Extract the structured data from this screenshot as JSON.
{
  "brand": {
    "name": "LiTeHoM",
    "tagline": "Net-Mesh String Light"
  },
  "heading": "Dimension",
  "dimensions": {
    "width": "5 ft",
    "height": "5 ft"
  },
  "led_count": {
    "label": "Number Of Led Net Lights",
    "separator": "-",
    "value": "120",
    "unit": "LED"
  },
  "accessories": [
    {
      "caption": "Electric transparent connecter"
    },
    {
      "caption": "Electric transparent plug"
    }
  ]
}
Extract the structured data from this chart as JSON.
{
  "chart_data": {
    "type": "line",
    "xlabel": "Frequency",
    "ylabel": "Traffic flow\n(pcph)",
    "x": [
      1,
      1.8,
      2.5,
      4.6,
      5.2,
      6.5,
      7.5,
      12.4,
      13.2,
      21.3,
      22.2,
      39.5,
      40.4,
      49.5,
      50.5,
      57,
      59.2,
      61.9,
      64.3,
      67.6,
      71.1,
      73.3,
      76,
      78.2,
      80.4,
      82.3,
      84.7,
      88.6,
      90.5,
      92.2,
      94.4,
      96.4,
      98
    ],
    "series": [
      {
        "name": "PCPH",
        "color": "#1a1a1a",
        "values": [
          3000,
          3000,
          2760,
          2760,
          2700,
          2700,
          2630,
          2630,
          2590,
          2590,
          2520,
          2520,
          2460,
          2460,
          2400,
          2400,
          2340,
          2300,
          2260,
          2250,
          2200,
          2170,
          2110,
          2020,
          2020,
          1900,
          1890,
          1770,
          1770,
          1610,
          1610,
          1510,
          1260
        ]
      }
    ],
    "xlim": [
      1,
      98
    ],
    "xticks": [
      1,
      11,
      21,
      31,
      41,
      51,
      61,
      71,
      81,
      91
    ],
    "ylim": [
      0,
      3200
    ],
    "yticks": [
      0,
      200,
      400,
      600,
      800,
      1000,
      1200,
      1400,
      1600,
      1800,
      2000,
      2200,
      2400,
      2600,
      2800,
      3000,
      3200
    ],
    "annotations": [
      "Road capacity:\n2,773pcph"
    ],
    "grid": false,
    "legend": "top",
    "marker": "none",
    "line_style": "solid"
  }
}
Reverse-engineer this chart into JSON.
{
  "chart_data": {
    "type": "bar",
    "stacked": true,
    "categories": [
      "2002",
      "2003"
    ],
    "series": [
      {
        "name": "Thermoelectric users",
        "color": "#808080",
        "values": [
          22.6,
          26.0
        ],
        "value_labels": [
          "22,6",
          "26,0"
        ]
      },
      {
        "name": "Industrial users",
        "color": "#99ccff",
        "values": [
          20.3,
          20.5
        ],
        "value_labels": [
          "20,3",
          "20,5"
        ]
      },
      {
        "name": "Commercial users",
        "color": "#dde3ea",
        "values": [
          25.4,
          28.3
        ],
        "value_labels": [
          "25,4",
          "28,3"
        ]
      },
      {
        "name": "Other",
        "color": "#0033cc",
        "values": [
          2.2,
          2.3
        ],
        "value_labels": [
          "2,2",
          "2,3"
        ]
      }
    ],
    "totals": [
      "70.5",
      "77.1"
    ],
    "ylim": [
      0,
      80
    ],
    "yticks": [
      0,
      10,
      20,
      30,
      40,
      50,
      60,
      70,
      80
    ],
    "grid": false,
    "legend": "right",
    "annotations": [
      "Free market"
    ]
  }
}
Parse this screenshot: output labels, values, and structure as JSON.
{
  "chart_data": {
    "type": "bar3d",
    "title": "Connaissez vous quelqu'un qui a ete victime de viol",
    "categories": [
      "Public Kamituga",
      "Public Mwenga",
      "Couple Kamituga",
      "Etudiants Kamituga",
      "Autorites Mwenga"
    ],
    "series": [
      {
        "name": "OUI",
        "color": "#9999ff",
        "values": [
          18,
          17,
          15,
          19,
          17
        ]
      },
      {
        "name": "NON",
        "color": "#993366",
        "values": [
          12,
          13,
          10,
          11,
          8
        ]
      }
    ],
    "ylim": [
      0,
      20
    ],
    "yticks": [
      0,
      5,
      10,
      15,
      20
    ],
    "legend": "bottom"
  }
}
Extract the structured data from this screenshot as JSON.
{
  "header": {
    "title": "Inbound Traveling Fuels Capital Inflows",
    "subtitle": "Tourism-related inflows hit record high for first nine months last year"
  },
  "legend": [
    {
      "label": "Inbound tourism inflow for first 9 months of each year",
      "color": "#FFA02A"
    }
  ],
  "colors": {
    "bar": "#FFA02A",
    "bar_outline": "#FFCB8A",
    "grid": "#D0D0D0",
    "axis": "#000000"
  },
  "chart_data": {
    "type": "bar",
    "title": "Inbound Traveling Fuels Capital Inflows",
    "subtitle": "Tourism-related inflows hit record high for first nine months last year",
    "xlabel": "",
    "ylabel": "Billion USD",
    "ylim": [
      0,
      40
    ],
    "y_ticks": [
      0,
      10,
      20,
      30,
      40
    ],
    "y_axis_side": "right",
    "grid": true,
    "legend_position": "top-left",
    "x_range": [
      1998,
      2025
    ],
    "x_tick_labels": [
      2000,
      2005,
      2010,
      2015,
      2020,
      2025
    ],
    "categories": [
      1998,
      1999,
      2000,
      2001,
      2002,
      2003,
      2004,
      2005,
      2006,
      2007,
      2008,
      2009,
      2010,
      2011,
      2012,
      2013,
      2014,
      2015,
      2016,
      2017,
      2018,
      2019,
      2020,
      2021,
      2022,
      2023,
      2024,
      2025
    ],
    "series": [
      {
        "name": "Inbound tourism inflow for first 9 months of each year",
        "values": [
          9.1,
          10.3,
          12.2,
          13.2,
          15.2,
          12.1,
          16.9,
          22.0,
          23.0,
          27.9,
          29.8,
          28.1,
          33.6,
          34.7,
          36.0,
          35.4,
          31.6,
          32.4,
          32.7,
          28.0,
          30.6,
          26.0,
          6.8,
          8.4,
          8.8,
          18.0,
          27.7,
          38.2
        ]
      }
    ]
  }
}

- WRITTEN REQUEST
Write the data from above out again, exactly.

- RIGHT ANSWER
Extract the structured data from this screenshot as JSON.
{
  "brand": {
    "name": "LiTeHoM",
    "tagline": "Net-Mesh String Light"
  },
  "heading": "Dimension",
  "dimensions": {
    "width": "5 ft",
    "height": "5 ft"
  },
  "led_count": {
    "label": "Number Of Led Net Lights",
    "separator": "-",
    "value": "120",
    "unit": "LED"
  },
  "accessories": [
    {
      "caption": "Electric transparent connecter"
    },
    {
      "caption": "Electric transparent plug"
    }
  ]
}
Extract the structured data from this chart as JSON.
{
  "chart_data": {
    "type": "line",
    "xlabel": "Frequency",
    "ylabel": "Traffic flow\n(pcph)",
    "x": [
      1,
      1.8,
      2.5,
      4.6,
      5.2,
      6.5,
      7.5,
      12.4,
      13.2,
      21.3,
      22.2,
      39.5,
      40.4,
      49.5,
      50.5,
      57,
      59.2,
      61.9,
      64.3,
      67.6,
      71.1,
      73.3,
      76,
      78.2,
      80.4,
      82.3,
      84.7,
      88.6,
      90.5,
      92.2,
      94.4,
      96.4,
      98
    ],
    "series": [
      {
        "name": "PCPH",
        "color": "#1a1a1a",
        "values": [
          3000,
          3000,
          2760,
          2760,
          2700,
          2700,
          2630,
          2630,
          2590,
          2590,
          2520,
          2520,
          2460,
          2460,
          2400,
          2400,
          2340,
          2300,
          2260,
          2250,
          2200,
          2170,
          2110,
          2020,
          2020,
          1900,
          1890,
          1770,
          1770,
          1610,
          1610,
          1510,
          1260
        ]
      }
    ],
    "xlim": [
      1,
      98
    ],
    "xticks": [
      1,
      11,
      21,
      31,
      41,
      51,
      61,
      71,
      81,
      91
    ],
    "ylim": [
      0,
      3200
    ],
    "yticks": [
      0,
      200,
      400,
      600,
      800,
      1000,
      1200,
      1400,
      1600,
      1800,
      2000,
      2200,
      2400,
      2600,
      2800,
      3000,
      3200
    ],
    "annotations": [
      "Road capacity:\n2,773pcph"
    ],
    "grid": false,
    "legend": "top",
    "marker": "none",
    "line_style": "solid"
  }
}
Reverse-engineer this chart into JSON.
{
  "chart_data": {
    "type": "bar",
    "stacked": true,
    "categories": [
      "2002",
      "2003"
    ],
    "series": [
      {
        "name": "Thermoelectric users",
        "color": "#808080",
        "values": [
          22.6,
          26.0
        ],
        "value_labels": [
          "22,6",
          "26,0"
        ]
      },
      {
        "name": "Industrial users",
        "color": "#99ccff",
        "values": [
          20.3,
          20.5
        ],
        "value_labels": [
          "20,3",
          "20,5"
        ]
      },
      {
        "name": "Commercial users",
        "color": "#dde3ea",
        "values": [
          25.4,
          28.3
        ],
        "value_labels": [
          "25,4",
          "28,3"
        ]
      },
      {
        "name": "Other",
        "color": "#0033cc",
        "values": [
          2.2,
          2.3
        ],
        "value_labels": [
          "2,2",
          "2,3"
        ]
      }
    ],
    "totals": [
      "70.5",
      "77.1"
    ],
    "ylim": [
      0,
      80
    ],
    "yticks": [
      0,
      10,
      20,
      30,
      40,
      50,
      60,
      70,
      80
    ],
    "grid": false,
    "legend": "right",
    "annotations": [
      "Free market"
    ]
  }
}
Parse this screenshot: output labels, values, and structure as JSON.
{
  "chart_data": {
    "type": "bar3d",
    "title": "Connaissez vous quelqu'un qui a ete victime de viol",
    "categories": [
      "Public Kamituga",
      "Public Mwenga",
      "Couple Kamituga",
      "Etudiants Kamituga",
      "Autorites Mwenga"
    ],
    "series": [
      {
        "name": "OUI",
        "color": "#9999ff",
        "values": [
          18,
          17,
          15,
          19,
          17
        ]
      },
      {
        "name": "NON",
        "color": "#993366",
        "values": [
          12,
          13,
          10,
          11,
          8
        ]
      }
    ],
    "ylim": [
      0,
      20
    ],
    "yticks": [
      0,
      5,
      10,
      15,
      20
    ],
    "legend": "bottom"
  }
}
Extract the structured data from this screenshot as JSON.
{
  "header": {
    "title": "Inbound Traveling Fuels Capital Inflows",
    "subtitle": "Tourism-related inflows hit record high for first nine months last year"
  },
  "legend": [
    {
      "label": "Inbound tourism inflow for first 9 months of each year",
      "color": "#FFA02A"
    }
  ],
  "colors": {
    "bar": "#FFA02A",
    "bar_outline": "#FFCB8A",
    "grid": "#D0D0D0",
    "axis": "#000000"
  },
  "chart_data": {
    "type": "bar",
    "title": "Inbound Traveling Fuels Capital Inflows",
    "subtitle": "Tourism-related inflows hit record high for first nine months last year",
    "xlabel": "",
    "ylabel": "Billion USD",
    "ylim": [
      0,
      40
    ],
    "y_ticks": [
      0,
      10,
      20,
      30,
      40
    ],
    "y_axis_side": "right",
    "grid": true,
    "legend_position": "top-left",
    "x_range": [
      1998,
      2025
    ],
    "x_tick_labels": [
      2000,
      2005,
      2010,
      2015,
      2020,
      2025
    ],
    "categories": [
      1998,
      1999,
      2000,
      2001,
      2002,
      2003,
      2004,
      2005,
      2006,
      2007,
      2008,
      2009,
      2010,
      2011,
      2012,
      2013,
      2014,
      2015,
      2016,
      2017,
      2018,
      2019,
      2020,
      2021,
      2022,
      2023,
      2024,
      2025
    ],
    "series": [
      {
        "name": "Inbound tourism inflow for first 9 months of each year",
        "values": [
          9.1,
          10.3,
          12.2,
          13.2,
          15.2,
          12.1,
          16.9,
          22.0,
          23.0,
          27.9,
          29.8,
          28.1,
          33.6,
          34.7,
          36.0,
          35.4,
          31.6,
          32.4,
          32.7,
          28.0,
          30.6,
          26.0,
          6.8,
          8.4,
          8.8,
          18.0,
          27.7,
          38.2
        ]
      }
    ]
  }
}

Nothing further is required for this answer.